▶ **TASK DETAILS**
Print every entry below verbatim, keeping each line unchanged and in its original order.

▶ **DATA IN THIS EXERCISE**

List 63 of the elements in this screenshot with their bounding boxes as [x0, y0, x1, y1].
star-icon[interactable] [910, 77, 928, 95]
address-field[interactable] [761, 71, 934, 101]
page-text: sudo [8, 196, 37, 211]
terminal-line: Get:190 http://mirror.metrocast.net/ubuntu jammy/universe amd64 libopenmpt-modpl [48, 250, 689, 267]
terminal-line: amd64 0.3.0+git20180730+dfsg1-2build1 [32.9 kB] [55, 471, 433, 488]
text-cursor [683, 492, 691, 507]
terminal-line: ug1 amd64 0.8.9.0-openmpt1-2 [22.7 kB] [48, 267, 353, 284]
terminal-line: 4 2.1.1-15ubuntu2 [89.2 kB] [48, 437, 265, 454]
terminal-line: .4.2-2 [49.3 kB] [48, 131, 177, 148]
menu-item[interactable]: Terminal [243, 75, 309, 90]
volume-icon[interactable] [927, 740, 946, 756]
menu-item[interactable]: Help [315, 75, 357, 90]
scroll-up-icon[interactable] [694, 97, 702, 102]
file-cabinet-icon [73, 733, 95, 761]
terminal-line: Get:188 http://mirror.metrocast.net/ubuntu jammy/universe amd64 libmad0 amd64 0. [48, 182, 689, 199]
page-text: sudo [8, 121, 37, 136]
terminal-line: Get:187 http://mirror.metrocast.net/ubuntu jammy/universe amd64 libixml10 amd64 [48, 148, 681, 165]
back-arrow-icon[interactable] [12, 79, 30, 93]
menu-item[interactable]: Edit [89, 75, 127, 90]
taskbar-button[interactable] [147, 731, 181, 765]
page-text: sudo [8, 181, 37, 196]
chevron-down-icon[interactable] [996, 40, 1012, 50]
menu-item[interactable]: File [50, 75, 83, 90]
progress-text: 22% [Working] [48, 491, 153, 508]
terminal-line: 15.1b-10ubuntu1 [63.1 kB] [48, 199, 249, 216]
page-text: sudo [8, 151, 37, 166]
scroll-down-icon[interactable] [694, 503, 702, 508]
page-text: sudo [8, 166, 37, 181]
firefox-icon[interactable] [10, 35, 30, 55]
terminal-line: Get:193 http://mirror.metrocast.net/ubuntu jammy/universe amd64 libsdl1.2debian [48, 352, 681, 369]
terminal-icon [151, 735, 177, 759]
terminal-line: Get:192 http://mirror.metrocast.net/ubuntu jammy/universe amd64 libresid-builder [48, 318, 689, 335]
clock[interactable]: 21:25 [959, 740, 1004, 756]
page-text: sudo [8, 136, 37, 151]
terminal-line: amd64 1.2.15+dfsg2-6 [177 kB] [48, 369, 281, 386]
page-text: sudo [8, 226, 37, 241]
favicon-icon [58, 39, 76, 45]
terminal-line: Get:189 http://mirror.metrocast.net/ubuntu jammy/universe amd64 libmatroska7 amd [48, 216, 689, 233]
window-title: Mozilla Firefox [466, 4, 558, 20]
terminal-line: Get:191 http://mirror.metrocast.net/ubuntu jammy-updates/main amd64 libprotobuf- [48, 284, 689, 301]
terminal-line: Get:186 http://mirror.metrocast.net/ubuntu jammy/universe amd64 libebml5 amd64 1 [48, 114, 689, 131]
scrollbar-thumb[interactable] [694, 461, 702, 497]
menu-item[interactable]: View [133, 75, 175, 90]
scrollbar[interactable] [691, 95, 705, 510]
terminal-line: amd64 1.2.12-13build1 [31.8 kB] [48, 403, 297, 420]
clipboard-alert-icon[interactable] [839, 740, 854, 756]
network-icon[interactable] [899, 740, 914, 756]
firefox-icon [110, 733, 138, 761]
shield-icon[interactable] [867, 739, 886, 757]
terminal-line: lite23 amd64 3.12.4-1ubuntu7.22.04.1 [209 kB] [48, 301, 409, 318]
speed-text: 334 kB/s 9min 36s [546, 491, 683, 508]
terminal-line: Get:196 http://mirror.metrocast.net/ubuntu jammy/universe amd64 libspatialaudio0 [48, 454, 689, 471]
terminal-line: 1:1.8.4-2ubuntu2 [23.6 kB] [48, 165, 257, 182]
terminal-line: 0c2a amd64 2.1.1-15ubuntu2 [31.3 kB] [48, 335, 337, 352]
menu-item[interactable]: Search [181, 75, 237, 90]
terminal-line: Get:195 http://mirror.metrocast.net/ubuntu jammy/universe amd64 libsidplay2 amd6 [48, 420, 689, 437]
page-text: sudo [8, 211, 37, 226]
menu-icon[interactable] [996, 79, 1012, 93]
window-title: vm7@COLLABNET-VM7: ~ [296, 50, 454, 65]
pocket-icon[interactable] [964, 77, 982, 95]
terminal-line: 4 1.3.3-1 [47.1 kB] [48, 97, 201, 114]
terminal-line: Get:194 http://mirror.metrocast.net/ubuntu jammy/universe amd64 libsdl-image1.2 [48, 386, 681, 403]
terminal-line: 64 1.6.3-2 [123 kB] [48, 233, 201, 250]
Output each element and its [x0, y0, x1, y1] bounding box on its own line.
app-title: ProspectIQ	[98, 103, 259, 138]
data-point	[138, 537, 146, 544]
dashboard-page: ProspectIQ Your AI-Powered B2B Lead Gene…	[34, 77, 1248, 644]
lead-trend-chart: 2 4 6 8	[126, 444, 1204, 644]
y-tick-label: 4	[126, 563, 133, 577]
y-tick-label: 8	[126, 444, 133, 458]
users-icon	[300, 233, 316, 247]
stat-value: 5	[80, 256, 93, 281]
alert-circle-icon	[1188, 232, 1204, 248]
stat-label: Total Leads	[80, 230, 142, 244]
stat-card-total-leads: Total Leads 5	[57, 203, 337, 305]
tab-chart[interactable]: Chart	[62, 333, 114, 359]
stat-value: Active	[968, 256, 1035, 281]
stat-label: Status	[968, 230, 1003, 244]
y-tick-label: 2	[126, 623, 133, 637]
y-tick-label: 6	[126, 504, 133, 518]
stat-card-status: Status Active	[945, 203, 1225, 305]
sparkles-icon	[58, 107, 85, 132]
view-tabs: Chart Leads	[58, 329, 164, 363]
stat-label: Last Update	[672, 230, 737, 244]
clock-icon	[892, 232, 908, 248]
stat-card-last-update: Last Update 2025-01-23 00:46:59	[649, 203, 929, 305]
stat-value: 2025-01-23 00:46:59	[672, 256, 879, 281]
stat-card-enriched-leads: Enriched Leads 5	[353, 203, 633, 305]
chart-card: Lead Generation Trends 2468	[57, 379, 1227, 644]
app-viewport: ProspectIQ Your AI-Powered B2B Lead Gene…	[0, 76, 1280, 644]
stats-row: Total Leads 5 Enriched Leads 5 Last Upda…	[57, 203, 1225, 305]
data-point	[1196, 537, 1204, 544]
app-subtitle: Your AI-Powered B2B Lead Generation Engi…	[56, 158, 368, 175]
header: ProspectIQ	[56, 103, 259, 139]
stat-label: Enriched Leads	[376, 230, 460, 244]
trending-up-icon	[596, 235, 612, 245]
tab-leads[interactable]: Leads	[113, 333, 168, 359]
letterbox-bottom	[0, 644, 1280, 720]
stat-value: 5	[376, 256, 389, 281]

▶ **TASK SOLUTION**
List 63 of the elements in this screenshot with their bounding boxes as [x0, y0, x1, y1].
star-icon[interactable] [910, 77, 928, 95]
address-field[interactable] [761, 71, 934, 101]
page-text: sudo [8, 196, 37, 211]
terminal-line: Get:190 http://mirror.metrocast.net/ubuntu jammy/universe amd64 libopenmpt-modpl [48, 250, 689, 267]
terminal-line: amd64 0.3.0+git20180730+dfsg1-2build1 [32.9 kB] [55, 471, 433, 488]
text-cursor [683, 492, 691, 507]
terminal-line: ug1 amd64 0.8.9.0-openmpt1-2 [22.7 kB] [48, 267, 353, 284]
terminal-line: 4 2.1.1-15ubuntu2 [89.2 kB] [48, 437, 265, 454]
terminal-line: .4.2-2 [49.3 kB] [48, 131, 177, 148]
menu-item[interactable]: Terminal [243, 75, 309, 90]
volume-icon[interactable] [927, 740, 946, 756]
menu-item[interactable]: Help [315, 75, 357, 90]
scroll-up-icon[interactable] [694, 97, 702, 102]
file-cabinet-icon [73, 733, 95, 761]
terminal-line: Get:188 http://mirror.metrocast.net/ubuntu jammy/universe amd64 libmad0 amd64 0. [48, 182, 689, 199]
page-text: sudo [8, 121, 37, 136]
terminal-line: Get:187 http://mirror.metrocast.net/ubuntu jammy/universe amd64 libixml10 amd64 [48, 148, 681, 165]
back-arrow-icon[interactable] [12, 79, 30, 93]
menu-item[interactable]: Edit [89, 75, 127, 90]
taskbar-button[interactable] [147, 731, 181, 765]
page-text: sudo [8, 181, 37, 196]
chevron-down-icon[interactable] [996, 40, 1012, 50]
menu-item[interactable]: File [50, 75, 83, 90]
progress-text: 22% [Working] [48, 491, 153, 508]
terminal-line: 15.1b-10ubuntu1 [63.1 kB] [48, 199, 249, 216]
page-text: sudo [8, 151, 37, 166]
scroll-down-icon[interactable] [694, 503, 702, 508]
page-text: sudo [8, 166, 37, 181]
firefox-icon[interactable] [10, 35, 30, 55]
terminal-line: Get:193 http://mirror.metrocast.net/ubuntu jammy/universe amd64 libsdl1.2debian [48, 352, 681, 369]
terminal-icon [151, 735, 177, 759]
terminal-line: Get:192 http://mirror.metrocast.net/ubuntu jammy/universe amd64 libresid-builder [48, 318, 689, 335]
clock[interactable]: 21:25 [959, 740, 1004, 756]
page-text: sudo [8, 136, 37, 151]
terminal-line: amd64 1.2.15+dfsg2-6 [177 kB] [48, 369, 281, 386]
page-text: sudo [8, 226, 37, 241]
favicon-icon [58, 39, 76, 45]
terminal-line: Get:189 http://mirror.metrocast.net/ubuntu jammy/universe amd64 libmatroska7 amd [48, 216, 689, 233]
window-title: Mozilla Firefox [466, 4, 558, 20]
terminal-line: Get:191 http://mirror.metrocast.net/ubuntu jammy-updates/main amd64 libprotobuf- [48, 284, 689, 301]
terminal-line: Get:186 http://mirror.metrocast.net/ubuntu jammy/universe amd64 libebml5 amd64 1 [48, 114, 689, 131]
scrollbar-thumb[interactable] [694, 461, 702, 497]
menu-item[interactable]: View [133, 75, 175, 90]
scrollbar[interactable] [691, 95, 705, 510]
terminal-line: amd64 1.2.12-13build1 [31.8 kB] [48, 403, 297, 420]
clipboard-alert-icon[interactable] [839, 740, 854, 756]
network-icon[interactable] [899, 740, 914, 756]
firefox-icon [110, 733, 138, 761]
shield-icon[interactable] [867, 739, 886, 757]
terminal-line: lite23 amd64 3.12.4-1ubuntu7.22.04.1 [209 kB] [48, 301, 409, 318]
speed-text: 334 kB/s 9min 36s [546, 491, 683, 508]
terminal-line: Get:196 http://mirror.metrocast.net/ubuntu jammy/universe amd64 libspatialaudio0 [48, 454, 689, 471]
terminal-line: 1:1.8.4-2ubuntu2 [23.6 kB] [48, 165, 257, 182]
terminal-line: 0c2a amd64 2.1.1-15ubuntu2 [31.3 kB] [48, 335, 337, 352]
menu-item[interactable]: Search [181, 75, 237, 90]
terminal-line: Get:195 http://mirror.metrocast.net/ubuntu jammy/universe amd64 libsidplay2 amd6 [48, 420, 689, 437]
page-text: sudo [8, 211, 37, 226]
menu-icon[interactable] [996, 79, 1012, 93]
window-title: vm7@COLLABNET-VM7: ~ [296, 50, 454, 65]
pocket-icon[interactable] [964, 77, 982, 95]
terminal-line: 4 1.3.3-1 [47.1 kB] [48, 97, 201, 114]
terminal-line: Get:194 http://mirror.metrocast.net/ubuntu jammy/universe amd64 libsdl-image1.2 [48, 386, 681, 403]
terminal-line: 64 1.6.3-2 [123 kB] [48, 233, 201, 250]
Output each element and its [x0, y0, x1, y1] bounding box on its own line.
app-title: ProspectIQ	[98, 103, 259, 138]
data-point	[138, 537, 146, 544]
dashboard-page: ProspectIQ Your AI-Powered B2B Lead Gene…	[34, 77, 1248, 644]
lead-trend-chart: 2 4 6 8	[126, 444, 1204, 644]
y-tick-label: 4	[126, 563, 133, 577]
y-tick-label: 8	[126, 444, 133, 458]
users-icon	[300, 233, 316, 247]
stat-value: 5	[80, 256, 93, 281]
alert-circle-icon	[1188, 232, 1204, 248]
stat-label: Total Leads	[80, 230, 142, 244]
stat-card-total-leads: Total Leads 5	[57, 203, 337, 305]
tab-chart[interactable]: Chart	[62, 333, 114, 359]
stat-value: Active	[968, 256, 1035, 281]
stat-label: Status	[968, 230, 1003, 244]
y-tick-label: 2	[126, 623, 133, 637]
y-tick-label: 6	[126, 504, 133, 518]
stat-card-status: Status Active	[945, 203, 1225, 305]
sparkles-icon	[58, 107, 85, 132]
view-tabs: Chart Leads	[58, 329, 164, 363]
stat-label: Last Update	[672, 230, 737, 244]
clock-icon	[892, 232, 908, 248]
stat-card-last-update: Last Update 2025-01-23 00:46:59	[649, 203, 929, 305]
stat-value: 2025-01-23 00:46:59	[672, 256, 879, 281]
stat-card-enriched-leads: Enriched Leads 5	[353, 203, 633, 305]
chart-card: Lead Generation Trends 2468	[57, 379, 1227, 644]
app-viewport: ProspectIQ Your AI-Powered B2B Lead Gene…	[0, 76, 1280, 644]
stats-row: Total Leads 5 Enriched Leads 5 Last Upda…	[57, 203, 1225, 305]
data-point	[1196, 537, 1204, 544]
app-subtitle: Your AI-Powered B2B Lead Generation Engi…	[56, 158, 368, 175]
header: ProspectIQ	[56, 103, 259, 139]
stat-label: Enriched Leads	[376, 230, 460, 244]
trending-up-icon	[596, 235, 612, 245]
tab-leads[interactable]: Leads	[113, 333, 168, 359]
letterbox-bottom	[0, 644, 1280, 720]
stat-value: 5	[376, 256, 389, 281]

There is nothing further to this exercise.